#### SUPPLIED DATA:
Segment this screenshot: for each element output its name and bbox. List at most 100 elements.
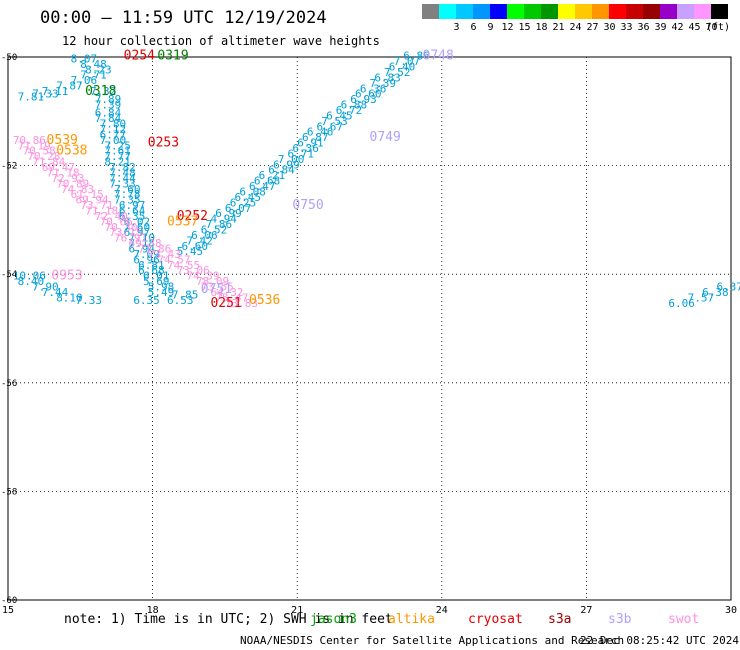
legend-label: 42 (671, 22, 684, 33)
lon-tick-label: 18 (147, 605, 159, 616)
wave-height-value: 6.45 (326, 109, 353, 122)
wave-height-value: 6.25 (230, 196, 257, 209)
wave-height-value: 5.98 (148, 280, 175, 293)
map-frame (7, 56, 732, 601)
wave-height-value: 7.32 (90, 85, 117, 98)
pass-time-label: 0748 (423, 49, 454, 64)
legend-swatch (677, 4, 694, 19)
legend-label: 27 (586, 22, 599, 33)
wave-height-value: 7.44 (109, 172, 136, 185)
lon-tick-label: 24 (436, 605, 448, 616)
wave-height-value: 75.47 (215, 291, 248, 304)
wave-height-value: 74.83 (61, 183, 94, 196)
pass-time-label: 0254 (124, 49, 155, 64)
legend-swatch (524, 4, 541, 19)
legend-swatch (660, 4, 677, 19)
wave-height-value: 7.33 (109, 177, 136, 190)
legend-label: 6 (470, 22, 477, 33)
wave-height-value: 8.48 (80, 58, 107, 71)
wave-height-value: 73.55 (201, 280, 234, 293)
wave-height-value: 7.71 (80, 69, 107, 82)
lon-tick-label: 30 (725, 605, 737, 616)
wave-height-value: 72.40 (95, 210, 128, 223)
wave-height-value: 7.11 (42, 85, 69, 98)
pass-time-label: 0953 (51, 269, 82, 284)
pass-time-label: 0537 (167, 214, 198, 229)
wave-height-value: 73.71 (80, 199, 113, 212)
pass-time-label: 0253 (148, 136, 179, 151)
pass-time-label: 0749 (370, 130, 401, 145)
legend-swatch (711, 4, 728, 19)
wave-height-value: 6.77 (100, 128, 127, 141)
wave-height-value: 7.87 (56, 80, 82, 93)
pass-time-label: 0536 (249, 293, 280, 308)
legend-label: 12 (501, 22, 514, 33)
satellite-label-jason: jason3 (310, 612, 357, 627)
wave-height-value: 6.02 (124, 215, 150, 228)
wave-height-value: 4.94 (210, 213, 237, 226)
wave-height-value: 6.60 (182, 240, 209, 253)
wave-height-value: 5.45 (177, 245, 204, 258)
wave-height-value: 70.28 (27, 150, 60, 163)
legend-label: 21 (552, 22, 565, 33)
wave-height-value: 6.93 (350, 93, 377, 106)
wave-height-value: 6.84 (268, 164, 295, 177)
wave-height-value: 7.39 (370, 77, 397, 90)
pass-time-label: 0318 (85, 84, 116, 99)
wave-height-value: 6.64 (119, 204, 146, 217)
lat-tick-label: -58 (1, 487, 17, 497)
wave-height-value: 6.99 (273, 158, 300, 171)
wave-height-value: 7.25 (104, 139, 130, 152)
wave-height-value: 6.97 (119, 199, 146, 212)
legend-label: 70 (705, 22, 718, 33)
footer-agency: NOAA/NESDIS Center for Satellite Applica… (240, 634, 625, 647)
wave-height-value: 6.01 (143, 270, 170, 283)
wave-height-value: 6.35 (133, 294, 160, 307)
wave-height-value: 7.78 (114, 188, 141, 201)
legend-swatch (643, 4, 660, 19)
wave-height-value: 6.53 (167, 294, 194, 307)
wave-height-value: 6.07 (225, 202, 252, 215)
wave-height-value: 7.89 (95, 93, 122, 106)
wave-height-value: 6.40 (389, 61, 416, 74)
wave-height-value: 76.91 (114, 232, 147, 245)
legend-label: 33 (620, 22, 633, 33)
wave-height-value: 6.83 (374, 71, 401, 84)
wave-height-value: 6.88 (341, 99, 368, 112)
wave-height-value: 70.30 (104, 221, 137, 234)
wave-height-value: 6.45 (235, 191, 261, 204)
legend-swatch (507, 4, 524, 19)
wave-height-value: 7.86 (206, 218, 233, 231)
wave-height-value: 71.19 (18, 139, 51, 152)
lat-tick-label: -50 (1, 53, 17, 63)
wave-height-value: 6.68 (138, 264, 165, 277)
wave-height-value: 6.52 (201, 223, 228, 236)
wave-height-value: 7.06 (71, 74, 98, 87)
wave-height-value: 6.37 (717, 280, 740, 293)
wave-height-value: 7.18 (129, 237, 156, 250)
legend-label: 9 (487, 22, 494, 33)
wave-height-value: 7.00 (100, 134, 127, 147)
legend-swatch (575, 4, 592, 19)
legend-swatch (609, 4, 626, 19)
lat-tick-label: -60 (1, 596, 17, 606)
wave-height-value: 70.86 (13, 134, 46, 147)
note-text: note: 1) Time is in UTC; 2) SWH is in fe… (64, 612, 393, 627)
legend-label: 30 (603, 22, 616, 33)
wave-height-value: 5.69 (143, 275, 170, 288)
wave-height-value: 8.40 (18, 275, 45, 288)
wave-height-value: 74.57 (157, 253, 190, 266)
legend-swatch (422, 4, 439, 19)
wave-height-value: 6.38 (702, 286, 729, 299)
legend-label: 3 (453, 22, 460, 33)
pass-time-label: 0750 (292, 198, 323, 213)
wave-height-value: 6.97 (124, 226, 150, 239)
wave-height-value: 7.10 (129, 232, 156, 245)
wave-height-value: 7.90 (32, 280, 59, 293)
legend-swatch (626, 4, 643, 19)
wave-height-value: 70.89 (56, 177, 89, 190)
wave-height-value: 6.21 (259, 169, 286, 182)
wave-height-value: 6.06 (668, 297, 695, 310)
wave-height-value: 6.84 (95, 107, 122, 120)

#### WHAT THE TASK REQUIRES:
Please quote every line of the items above word for word, omitting the pictures.

#### SOLUTION TO THIS TASK:
Segment this screenshot: for each element output its name and bbox. List at most 100 elements.
legend-label: 42 (671, 22, 684, 33)
lon-tick-label: 18 (147, 605, 159, 616)
wave-height-value: 6.45 (326, 109, 353, 122)
wave-height-value: 6.25 (230, 196, 257, 209)
wave-height-value: 5.98 (148, 280, 175, 293)
map-frame (7, 56, 732, 601)
wave-height-value: 7.32 (90, 85, 117, 98)
pass-time-label: 0748 (423, 49, 454, 64)
legend-swatch (677, 4, 694, 19)
legend-label: 27 (586, 22, 599, 33)
wave-height-value: 7.44 (109, 172, 136, 185)
lon-tick-label: 24 (436, 605, 448, 616)
wave-height-value: 75.47 (215, 291, 248, 304)
wave-height-value: 74.83 (61, 183, 94, 196)
pass-time-label: 0254 (124, 49, 155, 64)
legend-swatch (524, 4, 541, 19)
legend-swatch (660, 4, 677, 19)
wave-height-value: 7.33 (109, 177, 136, 190)
legend-label: 6 (470, 22, 477, 33)
wave-height-value: 8.48 (80, 58, 107, 71)
wave-height-value: 73.55 (201, 280, 234, 293)
wave-height-value: 7.71 (80, 69, 107, 82)
lon-tick-label: 30 (725, 605, 737, 616)
wave-height-value: 72.40 (95, 210, 128, 223)
wave-height-value: 7.11 (42, 85, 69, 98)
pass-time-label: 0953 (51, 269, 82, 284)
pass-time-label: 0537 (167, 214, 198, 229)
wave-height-value: 73.71 (80, 199, 113, 212)
pass-time-label: 0253 (148, 136, 179, 151)
pass-time-label: 0749 (370, 130, 401, 145)
legend-swatch (711, 4, 728, 19)
wave-height-value: 6.77 (100, 128, 127, 141)
wave-height-value: 7.87 (56, 80, 82, 93)
pass-time-label: 0536 (249, 293, 280, 308)
legend-label: 12 (501, 22, 514, 33)
satellite-label-jason: jason3 (310, 612, 357, 627)
wave-height-value: 6.02 (124, 215, 150, 228)
wave-height-value: 4.94 (210, 213, 237, 226)
wave-height-value: 6.60 (182, 240, 209, 253)
wave-height-value: 5.45 (177, 245, 204, 258)
wave-height-value: 70.28 (27, 150, 60, 163)
legend-label: 21 (552, 22, 565, 33)
wave-height-value: 6.93 (350, 93, 377, 106)
wave-height-value: 6.84 (268, 164, 295, 177)
wave-height-value: 7.39 (370, 77, 397, 90)
pass-time-label: 0318 (85, 84, 116, 99)
wave-height-value: 6.64 (119, 204, 146, 217)
lat-tick-label: -58 (1, 487, 17, 497)
wave-height-value: 6.99 (273, 158, 300, 171)
wave-height-value: 7.25 (104, 139, 130, 152)
wave-height-value: 6.97 (119, 199, 146, 212)
legend-label: 70 (705, 22, 718, 33)
footer-agency: NOAA/NESDIS Center for Satellite Applica… (240, 634, 625, 647)
wave-height-value: 6.01 (143, 270, 170, 283)
wave-height-value: 6.35 (133, 294, 160, 307)
wave-height-value: 7.78 (114, 188, 141, 201)
legend-swatch (643, 4, 660, 19)
wave-height-value: 6.53 (167, 294, 194, 307)
wave-height-value: 6.07 (225, 202, 252, 215)
wave-height-value: 7.89 (95, 93, 122, 106)
wave-height-value: 6.40 (389, 61, 416, 74)
wave-height-value: 76.91 (114, 232, 147, 245)
legend-label: 33 (620, 22, 633, 33)
wave-height-value: 6.83 (374, 71, 401, 84)
wave-height-value: 6.88 (341, 99, 368, 112)
wave-height-value: 70.30 (104, 221, 137, 234)
wave-height-value: 6.45 (235, 191, 261, 204)
legend-swatch (507, 4, 524, 19)
wave-height-value: 7.86 (206, 218, 233, 231)
wave-height-value: 71.19 (18, 139, 51, 152)
lat-tick-label: -50 (1, 53, 17, 63)
wave-height-value: 6.68 (138, 264, 165, 277)
wave-height-value: 6.52 (201, 223, 228, 236)
wave-height-value: 7.06 (71, 74, 98, 87)
wave-height-value: 6.37 (717, 280, 740, 293)
wave-height-value: 7.18 (129, 237, 156, 250)
legend-label: 9 (487, 22, 494, 33)
wave-height-value: 7.00 (100, 134, 127, 147)
legend-swatch (575, 4, 592, 19)
legend-swatch (609, 4, 626, 19)
lat-tick-label: -60 (1, 596, 17, 606)
wave-height-value: 70.86 (13, 134, 46, 147)
note-text: note: 1) Time is in UTC; 2) SWH is in fe… (64, 612, 393, 627)
legend-label: 30 (603, 22, 616, 33)
wave-height-value: 5.69 (143, 275, 170, 288)
wave-height-value: 8.40 (18, 275, 45, 288)
wave-height-value: 74.57 (157, 253, 190, 266)
legend-swatch (422, 4, 439, 19)
wave-height-value: 6.38 (702, 286, 729, 299)
legend-label: 3 (453, 22, 460, 33)
pass-time-label: 0750 (292, 198, 323, 213)
wave-height-value: 6.97 (124, 226, 150, 239)
wave-height-value: 7.10 (129, 232, 156, 245)
wave-height-value: 7.90 (32, 280, 59, 293)
legend-swatch (626, 4, 643, 19)
wave-height-value: 70.89 (56, 177, 89, 190)
wave-height-value: 6.21 (259, 169, 286, 182)
wave-height-value: 6.06 (668, 297, 695, 310)
wave-height-value: 6.84 (95, 107, 122, 120)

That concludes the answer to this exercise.